Problem to solve — All of the records below must be output exactly, with no pictures carried over.

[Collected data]
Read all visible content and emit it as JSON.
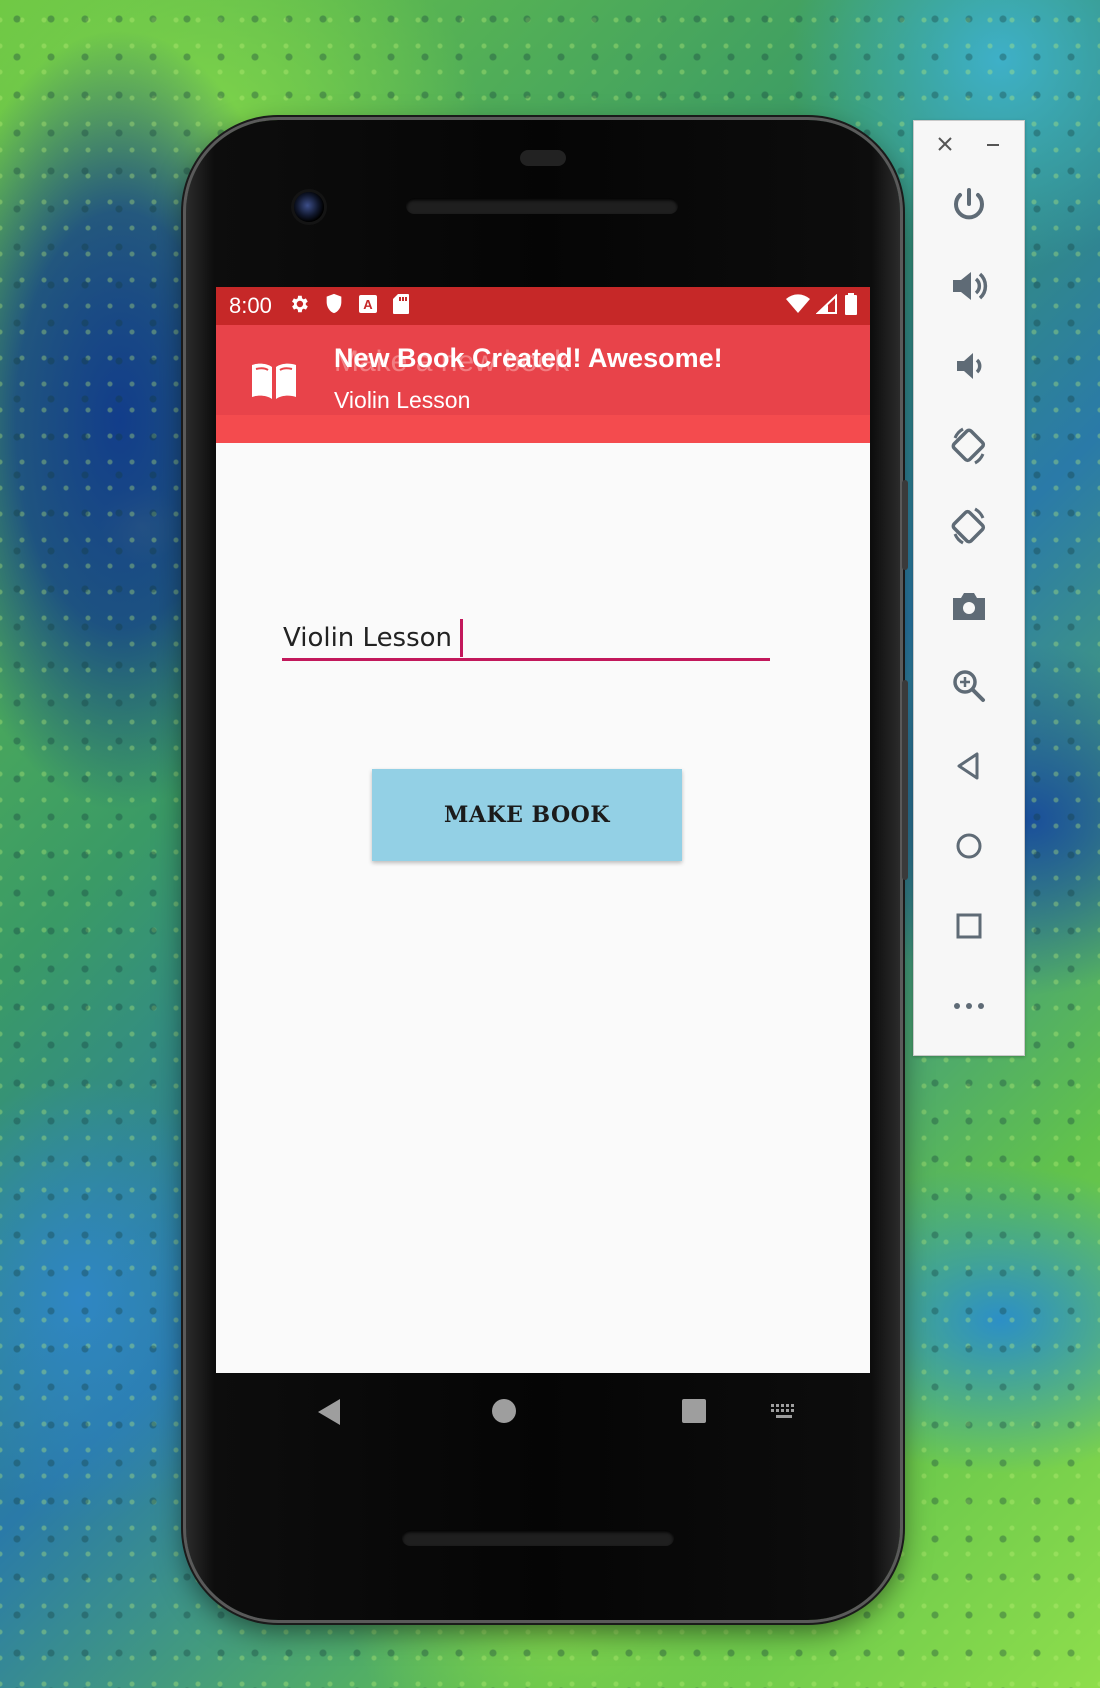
{
  "statusBar": {
    "time": "8:00",
    "leftIcons": [
      "settings-icon",
      "shield-icon",
      "a-icon",
      "sd-card-icon"
    ],
    "rightIcons": [
      "wifi-icon",
      "signal-icon",
      "battery-icon"
    ]
  },
  "notification": {
    "title": "New Book Created! Awesome!",
    "subtitle": "Violin Lesson",
    "icon": "book-icon"
  },
  "appBar": {
    "title": "Make a new book"
  },
  "form": {
    "bookTitleValue": "Violin Lesson",
    "makeButtonLabel": "MAKE BOOK"
  },
  "navBar": {
    "items": [
      "back-icon",
      "home-icon",
      "recents-icon",
      "keyboard-icon"
    ]
  },
  "emulatorToolbar": {
    "items": [
      "close-icon",
      "minimize-icon",
      "power-icon",
      "volume-up-icon",
      "volume-down-icon",
      "rotate-left-icon",
      "rotate-right-icon",
      "camera-icon",
      "zoom-icon",
      "back-icon",
      "home-icon",
      "overview-icon",
      "more-icon"
    ]
  },
  "colors": {
    "statusBar": "#c62828",
    "appBar": "#f44b4e",
    "accent": "#c2185b",
    "button": "#93d0e5",
    "screenBackground": "#fafafa"
  }
}
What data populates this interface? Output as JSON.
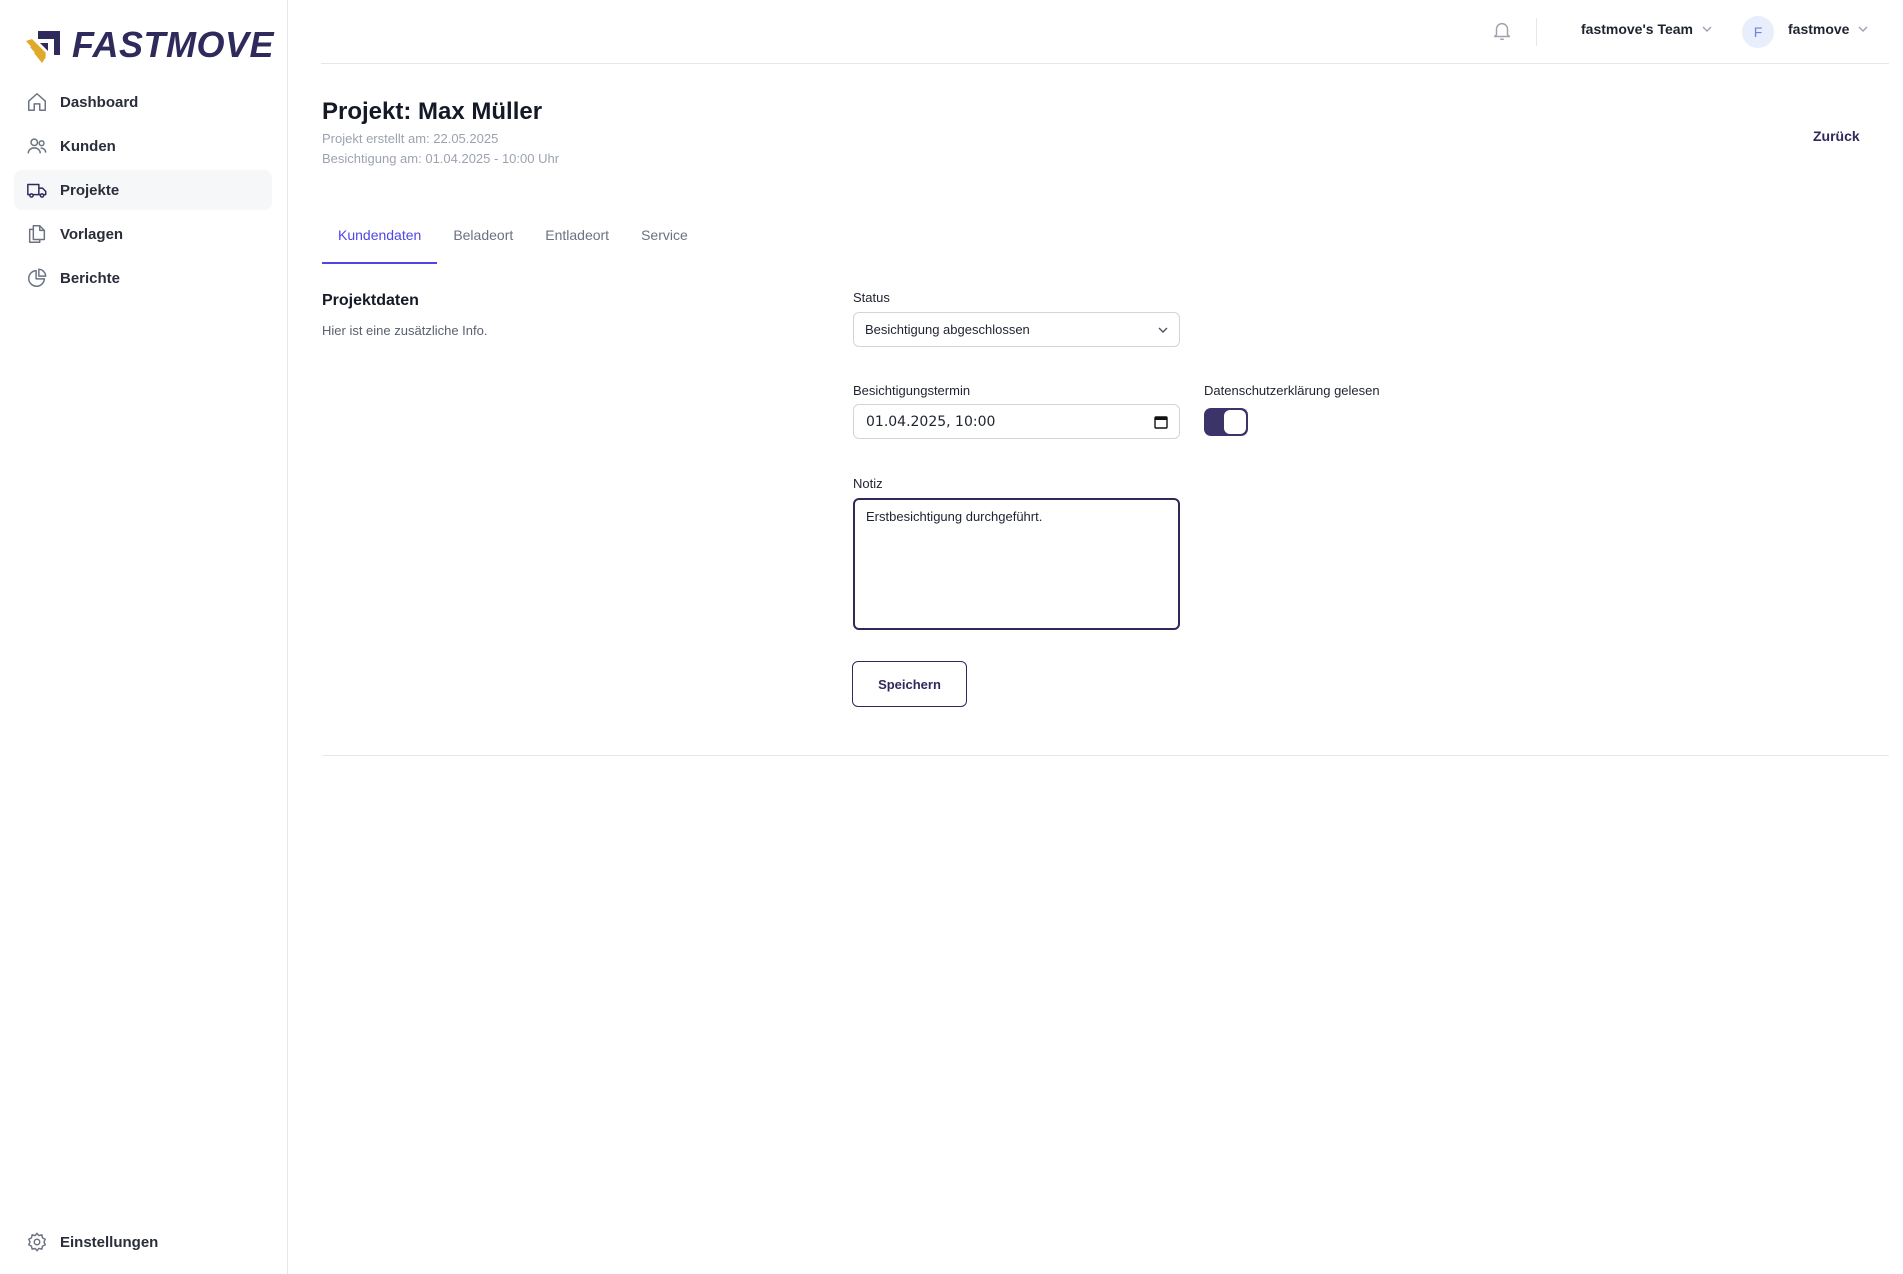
{
  "brand": {
    "name": "FASTMOVE",
    "accent": "#2f2a5c",
    "logo_gold": "#e0a92b"
  },
  "sidebar": {
    "items": [
      {
        "label": "Dashboard",
        "icon": "home-icon"
      },
      {
        "label": "Kunden",
        "icon": "users-icon"
      },
      {
        "label": "Projekte",
        "icon": "truck-icon",
        "active": true
      },
      {
        "label": "Vorlagen",
        "icon": "documents-icon"
      },
      {
        "label": "Berichte",
        "icon": "pie-chart-icon"
      }
    ],
    "settings_label": "Einstellungen"
  },
  "topbar": {
    "team_label": "fastmove's Team",
    "avatar_initial": "F",
    "user_label": "fastmove"
  },
  "header": {
    "title": "Projekt: Max Müller",
    "created": "Projekt erstellt am: 22.05.2025",
    "inspection": "Besichtigung am: 01.04.2025 - 10:00 Uhr",
    "back_label": "Zurück"
  },
  "tabs": [
    {
      "label": "Kundendaten",
      "active": true
    },
    {
      "label": "Beladeort"
    },
    {
      "label": "Entladeort"
    },
    {
      "label": "Service"
    }
  ],
  "section": {
    "title": "Projektdaten",
    "description": "Hier ist eine zusätzliche Info."
  },
  "form": {
    "status_label": "Status",
    "status_value": "Besichtigung abgeschlossen",
    "appointment_label": "Besichtigungstermin",
    "appointment_value": "01.04.2025, 10:00",
    "privacy_label": "Datenschutzerklärung gelesen",
    "privacy_checked": true,
    "note_label": "Notiz",
    "note_value": "Erstbesichtigung durchgeführt.",
    "save_label": "Speichern"
  }
}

Result of the task —
Read all visible content and emit it as JSON.
{
  "statusBar": {
    "time": "8:00",
    "leftIcons": [
      "settings-icon",
      "shield-icon",
      "a-icon",
      "sd-card-icon"
    ],
    "rightIcons": [
      "wifi-icon",
      "signal-icon",
      "battery-icon"
    ]
  },
  "notification": {
    "title": "New Book Created! Awesome!",
    "subtitle": "Violin Lesson",
    "icon": "book-icon"
  },
  "appBar": {
    "title": "Make a new book"
  },
  "form": {
    "bookTitleValue": "Violin Lesson",
    "makeButtonLabel": "MAKE BOOK"
  },
  "navBar": {
    "items": [
      "back-icon",
      "home-icon",
      "recents-icon",
      "keyboard-icon"
    ]
  },
  "emulatorToolbar": {
    "items": [
      "close-icon",
      "minimize-icon",
      "power-icon",
      "volume-up-icon",
      "volume-down-icon",
      "rotate-left-icon",
      "rotate-right-icon",
      "camera-icon",
      "zoom-icon",
      "back-icon",
      "home-icon",
      "overview-icon",
      "more-icon"
    ]
  },
  "colors": {
    "statusBar": "#c62828",
    "appBar": "#f44b4e",
    "accent": "#c2185b",
    "button": "#93d0e5",
    "screenBackground": "#fafafa"
  }
}
What data populates this interface? Output as JSON.
{
  "brand": {
    "name": "FASTMOVE",
    "accent": "#2f2a5c",
    "logo_gold": "#e0a92b"
  },
  "sidebar": {
    "items": [
      {
        "label": "Dashboard",
        "icon": "home-icon"
      },
      {
        "label": "Kunden",
        "icon": "users-icon"
      },
      {
        "label": "Projekte",
        "icon": "truck-icon",
        "active": true
      },
      {
        "label": "Vorlagen",
        "icon": "documents-icon"
      },
      {
        "label": "Berichte",
        "icon": "pie-chart-icon"
      }
    ],
    "settings_label": "Einstellungen"
  },
  "topbar": {
    "team_label": "fastmove's Team",
    "avatar_initial": "F",
    "user_label": "fastmove"
  },
  "header": {
    "title": "Projekt: Max Müller",
    "created": "Projekt erstellt am: 22.05.2025",
    "inspection": "Besichtigung am: 01.04.2025 - 10:00 Uhr",
    "back_label": "Zurück"
  },
  "tabs": [
    {
      "label": "Kundendaten",
      "active": true
    },
    {
      "label": "Beladeort"
    },
    {
      "label": "Entladeort"
    },
    {
      "label": "Service"
    }
  ],
  "section": {
    "title": "Projektdaten",
    "description": "Hier ist eine zusätzliche Info."
  },
  "form": {
    "status_label": "Status",
    "status_value": "Besichtigung abgeschlossen",
    "appointment_label": "Besichtigungstermin",
    "appointment_value": "01.04.2025, 10:00",
    "privacy_label": "Datenschutzerklärung gelesen",
    "privacy_checked": true,
    "note_label": "Notiz",
    "note_value": "Erstbesichtigung durchgeführt.",
    "save_label": "Speichern"
  }
}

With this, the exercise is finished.